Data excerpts
— BEGIN —
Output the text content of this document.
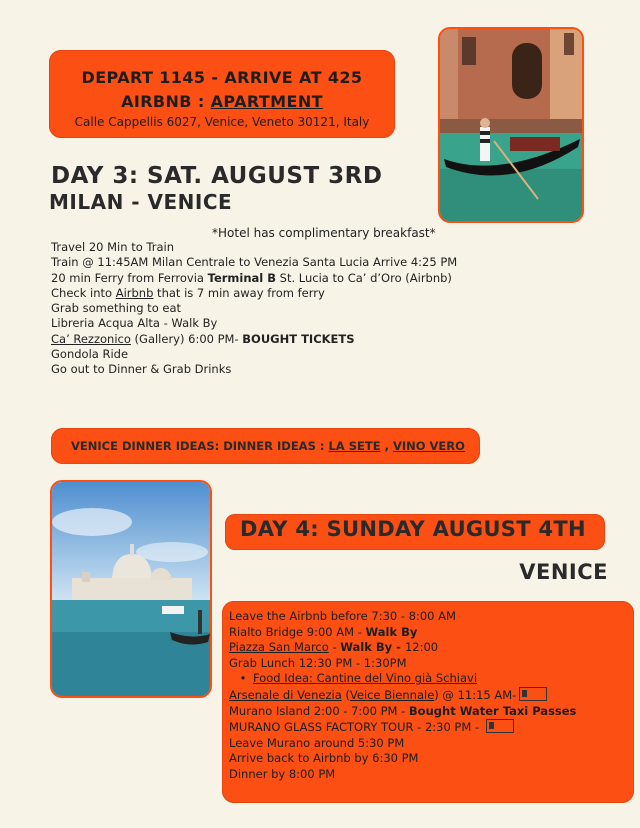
DEPART 1145 - ARRIVE AT 425
AIRBNB : APARTMENT
Calle Cappellis 6027, Venice, Veneto 30121, Italy
DAY 3: SAT. AUGUST 3RD
MILAN - VENICE
*Hotel has complimentary breakfast*
Travel 20 Min to Train
Train @ 11:45AM Milan Centrale to Venezia Santa Lucia Arrive 4:25 PM
20 min Ferry from Ferrovia Terminal B St. Lucia to Ca’ d’Oro (Airbnb)
Check into Airbnb that is 7 min away from ferry
Grab something to eat
Libreria Acqua Alta - Walk By
Ca’ Rezzonico (Gallery) 6:00 PM- BOUGHT TICKETS
Gondola Ride
Go out to Dinner & Grab Drinks
VENICE DINNER IDEAS: DINNER IDEAS : LA SETE , VINO VERO
DAY 4: SUNDAY AUGUST 4TH
VENICE
Leave the Airbnb before 7:30 - 8:00 AM
Rialto Bridge 9:00 AM - Walk By
Piazza San Marco - Walk By - 12:00
Grab Lunch 12:30 PM - 1:30PM
• Food Idea: Cantine del Vino già Schiavi
Arsenale di Venezia (Veice Biennale) @ 11:15 AM-
Murano Island 2:00 - 7:00 PM - Bought Water Taxi Passes
MURANO GLASS FACTORY TOUR - 2:30 PM -
Leave Murano around 5:30 PM
Arrive back to Airbnb by 6:30 PM
Dinner by 8:00 PM
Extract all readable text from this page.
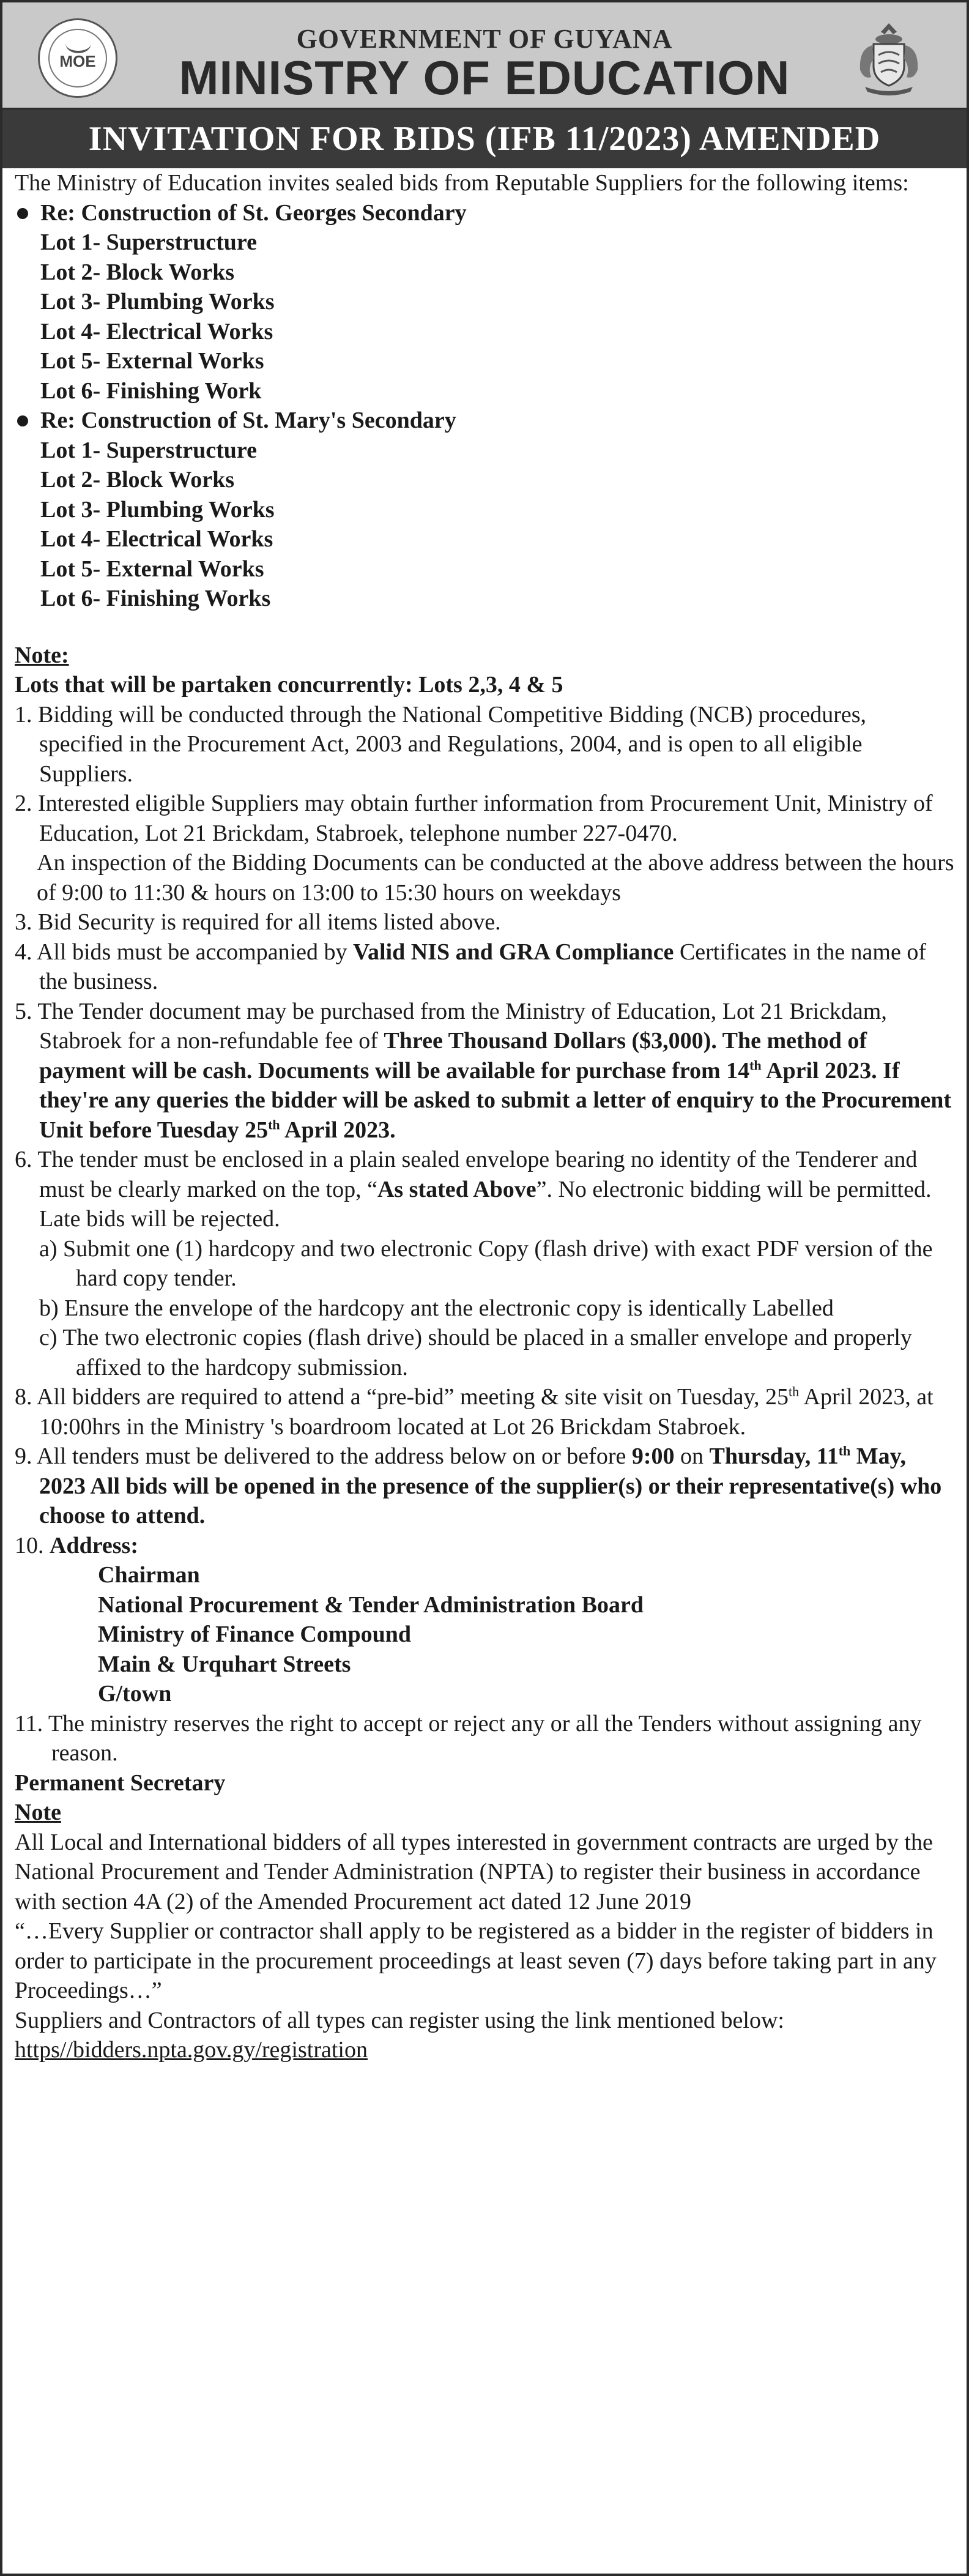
MOE
GOVERNMENT OF GUYANA
MINISTRY OF EDUCATION
INVITATION FOR BIDS (IFB 11/2023) AMENDED

The Ministry of Education invites sealed bids from Reputable Suppliers for the following items:

Re: Construction of St. Georges Secondary
Lot 1- Superstructure
Lot 2- Block Works
Lot 3- Plumbing Works
Lot 4- Electrical Works
Lot 5- External Works
Lot 6- Finishing Work
Re: Construction of St. Mary's Secondary
Lot 1- Superstructure
Lot 2- Block Works
Lot 3- Plumbing Works
Lot 4- Electrical Works
Lot 5- External Works
Lot 6- Finishing Works
Note:
Lots that will be partaken concurrently: Lots 2,3, 4 & 5

1. Bidding will be conducted through the National Competitive Bidding (NCB) procedures, specified in the Procurement Act, 2003 and Regulations, 2004, and is open to all eligible Suppliers.

2. Interested eligible Suppliers may obtain further information from Procurement Unit, Ministry of Education, Lot 21 Brickdam, Stabroek, telephone number 227-0470.

An inspection of the Bidding Documents can be conducted at the above address between the hours of 9:00 to 11:30 & hours on 13:00 to 15:30 hours on weekdays

3. Bid Security is required for all items listed above.

4. All bids must be accompanied by Valid NIS and GRA Compliance Certificates in the name of the business.

5. The Tender document may be purchased from the Ministry of Education, Lot 21 Brickdam, Stabroek for a non-refundable fee of Three Thousand Dollars ($3,000). The method of payment will be cash. Documents will be available for purchase from 14th April 2023. If they're any queries the bidder will be asked to submit a letter of enquiry to the Procurement Unit before Tuesday 25th April 2023.

6. The tender must be enclosed in a plain sealed envelope bearing no identity of the Tenderer and must be clearly marked on the top, “As stated Above”. No electronic bidding will be permitted. Late bids will be rejected.

a) Submit one (1) hardcopy and two electronic Copy (flash drive) with exact PDF version of the hard copy tender.

b) Ensure the envelope of the hardcopy ant the electronic copy is identically Labelled

c) The two electronic copies (flash drive) should be placed in a smaller envelope and properly affixed to the hardcopy submission.

8. All bidders are required to attend a “pre-bid” meeting & site visit on Tuesday, 25th April 2023, at 10:00hrs in the Ministry 's boardroom located at Lot 26 Brickdam Stabroek.

9. All tenders must be delivered to the address below on or before 9:00 on Thursday, 11th May, 2023 All bids will be opened in the presence of the supplier(s) or their representative(s) who choose to attend.

10. Address:
Chairman
National Procurement & Tender Administration Board
Ministry of Finance Compound
Main & Urquhart Streets
G/town

11. The ministry reserves the right to accept or reject any or all the Tenders without assigning any reason.

Permanent Secretary

Note

All Local and International bidders of all types interested in government contracts are urged by the National Procurement and Tender Administration (NPTA) to register their business in accordance with section 4A (2) of the Amended Procurement act dated 12 June 2019

“…Every Supplier or contractor shall apply to be registered as a bidder in the register of bidders in order to participate in the procurement proceedings at least seven (7) days before taking part in any Proceedings…”

Suppliers and Contractors of all types can register using the link mentioned below:

https//bidders.npta.gov.gy/registration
— END —
Work instructions -
Copy out all lines that carry the word "below".

Answer to this exercise -
9. All tenders must be delivered to the address below on or before 9:00 on Thursday, 11th May, 2023 All bids will be opened in the presence of the supplier(s) or their representative(s) who choose to attend.
Suppliers and Contractors of all types can register using the link mentioned below:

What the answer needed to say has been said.